BRIEF → Filter the listing below, copying every line in which the word "dizayni" appears.

DATA FOR THIS TASK →
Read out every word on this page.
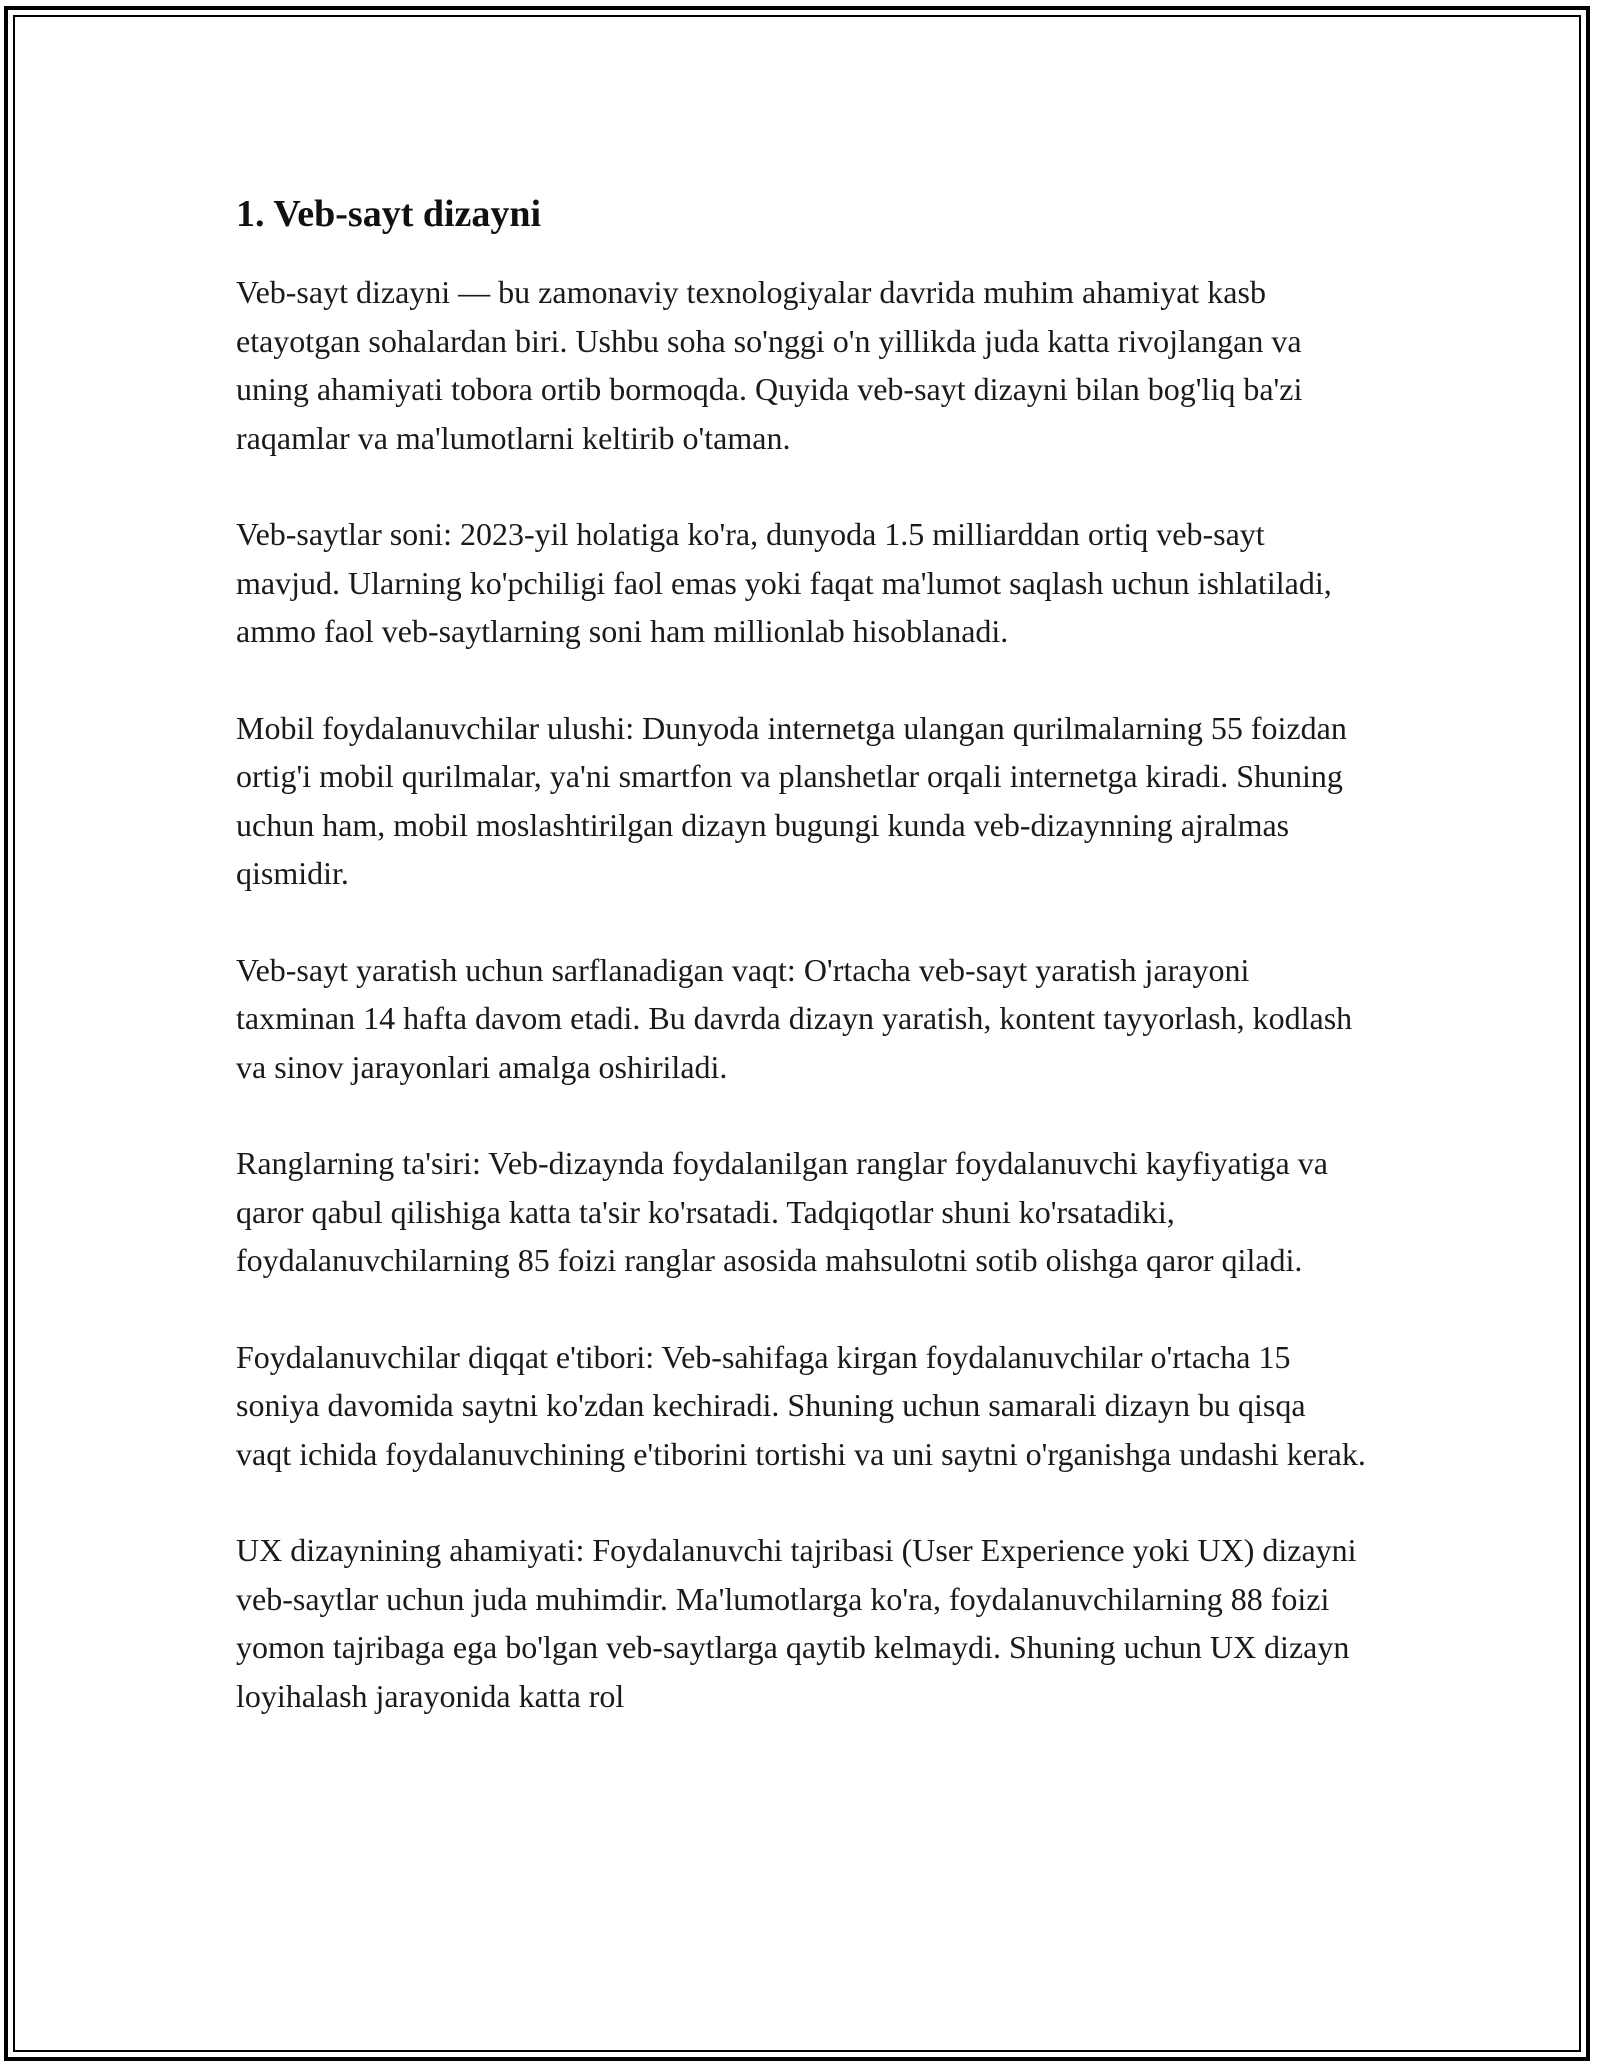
1. Veb-sayt dizayni

Veb-sayt dizayni — bu zamonaviy texnologiyalar davrida muhim ahamiyat kasb etayotgan sohalardan biri. Ushbu soha so'nggi o'n yillikda juda katta rivojlangan va uning ahamiyati tobora ortib bormoqda. Quyida veb-sayt dizayni bilan bog'liq ba'zi raqamlar va ma'lumotlarni keltirib o'taman.

Veb-saytlar soni: 2023-yil holatiga ko'ra, dunyoda 1.5 milliarddan ortiq veb-sayt mavjud. Ularning ko'pchiligi faol emas yoki faqat ma'lumot saqlash uchun ishlatiladi, ammo faol veb-saytlarning soni ham millionlab hisoblanadi.

Mobil foydalanuvchilar ulushi: Dunyoda internetga ulangan qurilmalarning 55 foizdan ortig'i mobil qurilmalar, ya'ni smartfon va planshetlar orqali internetga kiradi. Shuning uchun ham, mobil moslashtirilgan dizayn bugungi kunda veb-dizaynning ajralmas qismidir.

Veb-sayt yaratish uchun sarflanadigan vaqt: O'rtacha veb-sayt yaratish jarayoni taxminan 14 hafta davom etadi. Bu davrda dizayn yaratish, kontent tayyorlash, kodlash va sinov jarayonlari amalga oshiriladi.

Ranglarning ta'siri: Veb-dizaynda foydalanilgan ranglar foydalanuvchi kayfiyatiga va qaror qabul qilishiga katta ta'sir ko'rsatadi. Tadqiqotlar shuni ko'rsatadiki, foydalanuvchilarning 85 foizi ranglar asosida mahsulotni sotib olishga qaror qiladi.

Foydalanuvchilar diqqat e'tibori: Veb-sahifaga kirgan foydalanuvchilar o'rtacha 15 soniya davomida saytni ko'zdan kechiradi. Shuning uchun samarali dizayn bu qisqa vaqt ichida foydalanuvchining e'tiborini tortishi va uni saytni o'rganishga undashi kerak.

UX dizaynining ahamiyati: Foydalanuvchi tajribasi (User Experience yoki UX) dizayni veb-saytlar uchun juda muhimdir. Ma'lumotlarga ko'ra, foydalanuvchilarning 88 foizi yomon tajribaga ega bo'lgan veb-saytlarga qaytib kelmaydi. Shuning uchun UX dizayn loyihalash jarayonida katta rol
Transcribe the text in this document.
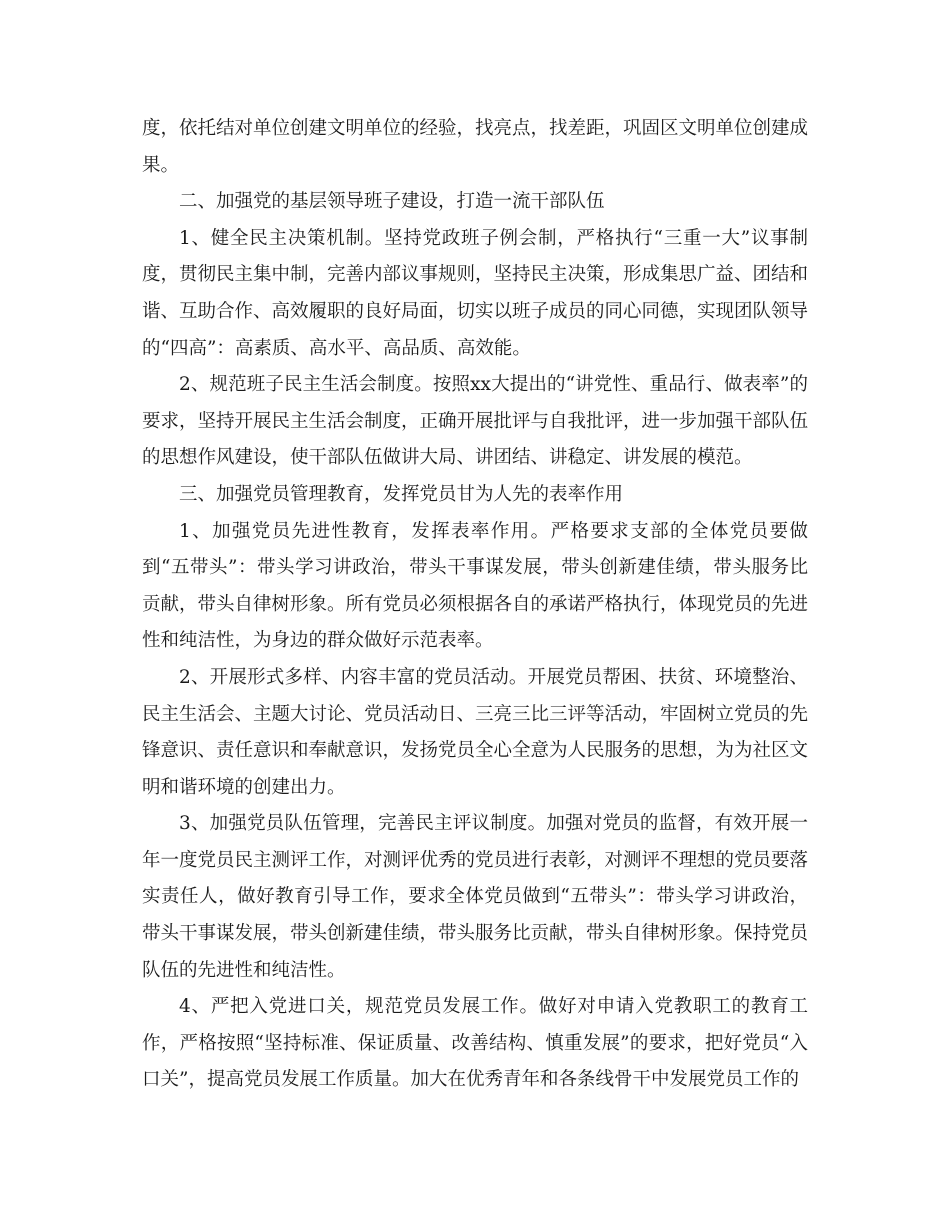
度，依托结对单位创建文明单位的经验，找亮点，找差距，巩固区文明单位创建成果。

二、加强党的基层领导班子建设，打造一流干部队伍

1、健全民主决策机制。坚持党政班子例会制，严格执行“三重一大”议事制度，贯彻民主集中制，完善内部议事规则，坚持民主决策，形成集思广益、团结和谐、互助合作、高效履职的良好局面，切实以班子成员的同心同德，实现团队领导的“四高”：高素质、高水平、高品质、高效能。

2、规范班子民主生活会制度。按照xx大提出的“讲党性、重品行、做表率”的要求，坚持开展民主生活会制度，正确开展批评与自我批评，进一步加强干部队伍的思想作风建设，使干部队伍做讲大局、讲团结、讲稳定、讲发展的模范。

三、加强党员管理教育，发挥党员甘为人先的表率作用

1、加强党员先进性教育，发挥表率作用。严格要求支部的全体党员要做到“五带头”：带头学习讲政治，带头干事谋发展，带头创新建佳绩，带头服务比贡献，带头自律树形象。所有党员必须根据各自的承诺严格执行，体现党员的先进性和纯洁性，为身边的群众做好示范表率。

2、开展形式多样、内容丰富的党员活动。开展党员帮困、扶贫、环境整治、民主生活会、主题大讨论、党员活动日、三亮三比三评等活动，牢固树立党员的先锋意识、责任意识和奉献意识，发扬党员全心全意为人民服务的思想，为为社区文明和谐环境的创建出力。

3、加强党员队伍管理，完善民主评议制度。加强对党员的监督，有效开展一年一度党员民主测评工作，对测评优秀的党员进行表彰，对测评不理想的党员要落实责任人，做好教育引导工作，要求全体党员做到“五带头”：带头学习讲政治，带头干事谋发展，带头创新建佳绩，带头服务比贡献，带头自律树形象。保持党员队伍的先进性和纯洁性。

4、严把入党进口关，规范党员发展工作。做好对申请入党教职工的教育工作，严格按照“坚持标准、保证质量、改善结构、慎重发展”的要求，把好党员“入口关”，提高党员发展工作质量。加大在优秀青年和各条线骨干中发展党员工作的
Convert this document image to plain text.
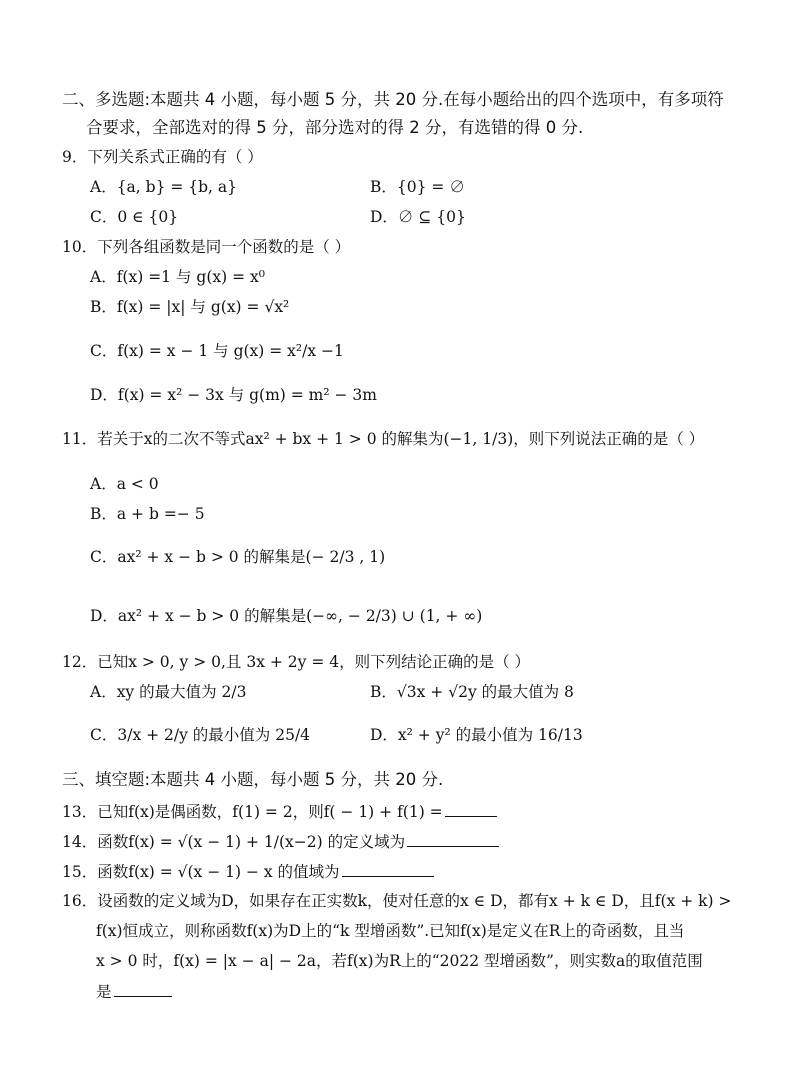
二、多选题:本题共 4 小题，每小题 5 分，共 20 分.在每小题给出的四个选项中，有多项符
合要求，全部选对的得 5 分，部分选对的得 2 分，有选错的得 0 分.
9．下列关系式正确的有（ ）
A．{a, b} = {b, a}	B．{0} = ∅
C．0 ∈ {0}	D．∅ ⊆ {0}
10．下列各组函数是同一个函数的是（ ）
A．f(x) =1 与 g(x) = x⁰
B．f(x) = |x| 与 g(x) = √x²
C．f(x) = x − 1 与 g(x) = x²/x −1
D．f(x) = x² − 3x 与 g(m) = m² − 3m
11．若关于x的二次不等式ax² + bx + 1 > 0 的解集为(−1, 1/3)，则下列说法正确的是（ ）
A．a < 0
B．a + b =− 5
C．ax² + x − b > 0 的解集是(− 2/3 , 1)
D．ax² + x − b > 0 的解集是(−∞, − 2/3) ∪ (1, + ∞)
12．已知x > 0, y > 0,且 3x + 2y = 4，则下列结论正确的是（ ）
A．xy 的最大值为 2/3	B．√3x + √2y 的最大值为 8
C．3/x + 2/y 的最小值为 25/4	D．x² + y² 的最小值为 16/13
三、填空题:本题共 4 小题，每小题 5 分，共 20 分.
13．已知f(x)是偶函数，f(1) = 2，则f( − 1) + f(1) =
14．函数f(x) = √(x − 1) + 1/(x−2) 的定义域为
15．函数f(x) = √(x − 1) − x 的值域为
16．设函数的定义域为D，如果存在正实数k，使对任意的x ∈ D，都有x + k ∈ D，且f(x + k) >
f(x)恒成立，则称函数f(x)为D上的“k 型增函数”.已知f(x)是定义在R上的奇函数，且当
x > 0 时，f(x) = |x − a| − 2a，若f(x)为R上的“2022 型增函数”，则实数a的取值范围
是
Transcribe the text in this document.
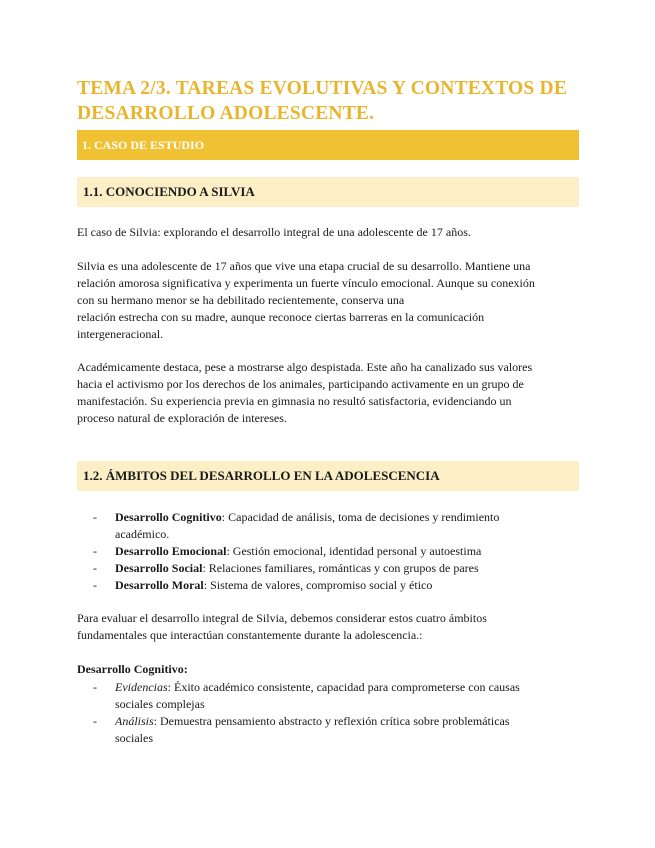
TEMA 2/3. TAREAS EVOLUTIVAS Y CONTEXTOS DE
DESARROLLO ADOLESCENTE.
1. CASO DE ESTUDIO
1.1. CONOCIENDO A SILVIA

El caso de Silvia: explorando el desarrollo integral de una adolescente de 17 años.

Silvia es una adolescente de 17 años que vive una etapa crucial de su desarrollo. Mantiene una
relación amorosa significativa y experimenta un fuerte vínculo emocional. Aunque su conexión
con su hermano menor se ha debilitado recientemente, conserva una
relación estrecha con su madre, aunque reconoce ciertas barreras en la comunicación
intergeneracional.

Académicamente destaca, pese a mostrarse algo despistada. Este año ha canalizado sus valores
hacia el activismo por los derechos de los animales, participando activamente en un grupo de
manifestación. Su experiencia previa en gimnasia no resultó satisfactoria, evidenciando un
proceso natural de exploración de intereses.

1.2. ÁMBITOS DEL DESARROLLO EN LA ADOLESCENCIA
- Desarrollo Cognitivo: Capacidad de análisis, toma de decisiones y rendimiento
académico.
- Desarrollo Emocional: Gestión emocional, identidad personal y autoestima
- Desarrollo Social: Relaciones familiares, románticas y con grupos de pares
- Desarrollo Moral: Sistema de valores, compromiso social y ético

Para evaluar el desarrollo integral de Silvia, debemos considerar estos cuatro ámbitos
fundamentales que interactúan constantemente durante la adolescencia.:

Desarrollo Cognitivo:

- Evidencias: Éxito académico consistente, capacidad para comprometerse con causas
sociales complejas
- Análisis: Demuestra pensamiento abstracto y reflexión crítica sobre problemáticas
sociales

TASK RESULT →
1. Veb-sayt dizayni
Veb-sayt dizayni — bu zamonaviy texnologiyalar davrida muhim ahamiyat kasb etayotgan sohalardan biri. Ushbu soha so'nggi o'n yillikda juda katta rivojlangan va uning ahamiyati tobora ortib bormoqda. Quyida veb-sayt dizayni bilan bog'liq ba'zi raqamlar va ma'lumotlarni keltirib o'taman.
UX dizaynining ahamiyati: Foydalanuvchi tajribasi (User Experience yoki UX) dizayni veb-saytlar uchun juda muhimdir. Ma'lumotlarga ko'ra, foydalanuvchilarning 88 foizi yomon tajribaga ega bo'lgan veb-saytlarga qaytib kelmaydi. Shuning uchun UX dizayn loyihalash jarayonida katta rol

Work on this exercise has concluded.